• **Exercise details**: Repeat, exactly and completely, the material that follows. Omit the pictures.

• **Records shown**:
---------------

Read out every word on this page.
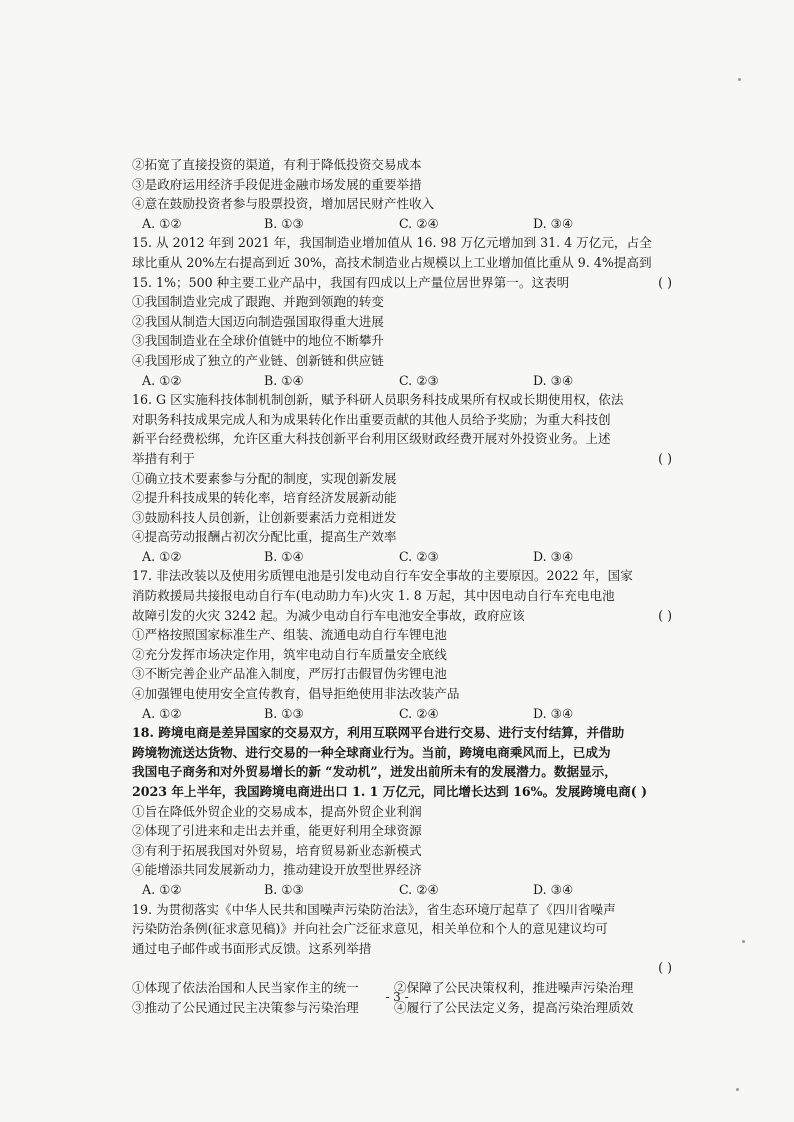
②拓宽了直接投资的渠道，有利于降低投资交易成本
③是政府运用经济手段促进金融市场发展的重要举措
④意在鼓励投资者参与股票投资，增加居民财产性收入
A. ①②	B. ①③	C. ②④	D. ③④
15. 从 2012 年到 2021 年，我国制造业增加值从 16. 98 万亿元增加到 31. 4 万亿元，占全
球比重从 20%左右提高到近 30%，高技术制造业占规模以上工业增加值比重从 9. 4%提高到
15. 1%；500 种主要工业产品中，我国有四成以上产量位居世界第一。这表明	( )
①我国制造业完成了跟跑、并跑到领跑的转变
②我国从制造大国迈向制造强国取得重大进展
③我国制造业在全球价值链中的地位不断攀升
④我国形成了独立的产业链、创新链和供应链
A. ①②	B. ①④	C. ②③	D. ③④
16. G 区实施科技体制机制创新，赋予科研人员职务科技成果所有权或长期使用权，依法
对职务科技成果完成人和为成果转化作出重要贡献的其他人员给予奖励；为重大科技创
新平台经费松绑，允许区重大科技创新平台利用区级财政经费开展对外投资业务。上述
举措有利于	( )
①确立技术要素参与分配的制度，实现创新发展
②提升科技成果的转化率，培育经济发展新动能
③鼓励科技人员创新，让创新要素活力竞相迸发
④提高劳动报酬占初次分配比重，提高生产效率
A. ①②	B. ①④	C. ②③	D. ③④
17. 非法改装以及使用劣质锂电池是引发电动自行车安全事故的主要原因。2022 年，国家
消防救援局共接报电动自行车(电动助力车)火灾 1. 8 万起，其中因电动自行车充电电池
故障引发的火灾 3242 起。为减少电动自行车电池安全事故，政府应该	( )
①严格按照国家标准生产、组装、流通电动自行车锂电池
②充分发挥市场决定作用，筑牢电动自行车质量安全底线
③不断完善企业产品准入制度，严厉打击假冒伪劣锂电池
④加强锂电使用安全宣传教育，倡导拒绝使用非法改装产品
A. ①②	B. ①③	C. ②④	D. ③④
18. 跨境电商是差异国家的交易双方，利用互联网平台进行交易、进行支付结算，并借助
跨境物流送达货物、进行交易的一种全球商业行为。当前，跨境电商乘风而上，已成为
我国电子商务和对外贸易增长的新 “发动机”，迸发出前所未有的发展潜力。数据显示，
2023 年上半年，我国跨境电商进出口 1. 1 万亿元，同比增长达到 16%。发展跨境电商( )
①旨在降低外贸企业的交易成本，提高外贸企业利润
②体现了引进来和走出去并重，能更好利用全球资源
③有利于拓展我国对外贸易，培育贸易新业态新模式
④能增添共同发展新动力，推动建设开放型世界经济
A. ①②	B. ①③	C. ②④	D. ③④
19. 为贯彻落实《中华人民共和国噪声污染防治法》，省生态环境厅起草了《四川省噪声
污染防治条例(征求意见稿)》并向社会广泛征求意见，相关单位和个人的意见建议均可
通过电子邮件或书面形式反馈。这系列举措
( )
①体现了依法治国和人民当家作主的统一	②保障了公民决策权利，推进噪声污染治理
③推动了公民通过民主决策参与污染治理	④履行了公民法定义务，提高污染治理质效
- 3 -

---------------

• **Solution for this exercise**:
Read out every word on this page.
②拓宽了直接投资的渠道，有利于降低投资交易成本
③是政府运用经济手段促进金融市场发展的重要举措
④意在鼓励投资者参与股票投资，增加居民财产性收入
A. ①②	B. ①③	C. ②④	D. ③④
15. 从 2012 年到 2021 年，我国制造业增加值从 16. 98 万亿元增加到 31. 4 万亿元，占全
球比重从 20%左右提高到近 30%，高技术制造业占规模以上工业增加值比重从 9. 4%提高到
15. 1%；500 种主要工业产品中，我国有四成以上产量位居世界第一。这表明	( )
①我国制造业完成了跟跑、并跑到领跑的转变
②我国从制造大国迈向制造强国取得重大进展
③我国制造业在全球价值链中的地位不断攀升
④我国形成了独立的产业链、创新链和供应链
A. ①②	B. ①④	C. ②③	D. ③④
16. G 区实施科技体制机制创新，赋予科研人员职务科技成果所有权或长期使用权，依法
对职务科技成果完成人和为成果转化作出重要贡献的其他人员给予奖励；为重大科技创
新平台经费松绑，允许区重大科技创新平台利用区级财政经费开展对外投资业务。上述
举措有利于	( )
①确立技术要素参与分配的制度，实现创新发展
②提升科技成果的转化率，培育经济发展新动能
③鼓励科技人员创新，让创新要素活力竞相迸发
④提高劳动报酬占初次分配比重，提高生产效率
A. ①②	B. ①④	C. ②③	D. ③④
17. 非法改装以及使用劣质锂电池是引发电动自行车安全事故的主要原因。2022 年，国家
消防救援局共接报电动自行车(电动助力车)火灾 1. 8 万起，其中因电动自行车充电电池
故障引发的火灾 3242 起。为减少电动自行车电池安全事故，政府应该	( )
①严格按照国家标准生产、组装、流通电动自行车锂电池
②充分发挥市场决定作用，筑牢电动自行车质量安全底线
③不断完善企业产品准入制度，严厉打击假冒伪劣锂电池
④加强锂电使用安全宣传教育，倡导拒绝使用非法改装产品
A. ①②	B. ①③	C. ②④	D. ③④
18. 跨境电商是差异国家的交易双方，利用互联网平台进行交易、进行支付结算，并借助
跨境物流送达货物、进行交易的一种全球商业行为。当前，跨境电商乘风而上，已成为
我国电子商务和对外贸易增长的新 “发动机”，迸发出前所未有的发展潜力。数据显示，
2023 年上半年，我国跨境电商进出口 1. 1 万亿元，同比增长达到 16%。发展跨境电商( )
①旨在降低外贸企业的交易成本，提高外贸企业利润
②体现了引进来和走出去并重，能更好利用全球资源
③有利于拓展我国对外贸易，培育贸易新业态新模式
④能增添共同发展新动力，推动建设开放型世界经济
A. ①②	B. ①③	C. ②④	D. ③④
19. 为贯彻落实《中华人民共和国噪声污染防治法》，省生态环境厅起草了《四川省噪声
污染防治条例(征求意见稿)》并向社会广泛征求意见，相关单位和个人的意见建议均可
通过电子邮件或书面形式反馈。这系列举措
( )
①体现了依法治国和人民当家作主的统一	②保障了公民决策权利，推进噪声污染治理
③推动了公民通过民主决策参与污染治理	④履行了公民法定义务，提高污染治理质效
- 3 -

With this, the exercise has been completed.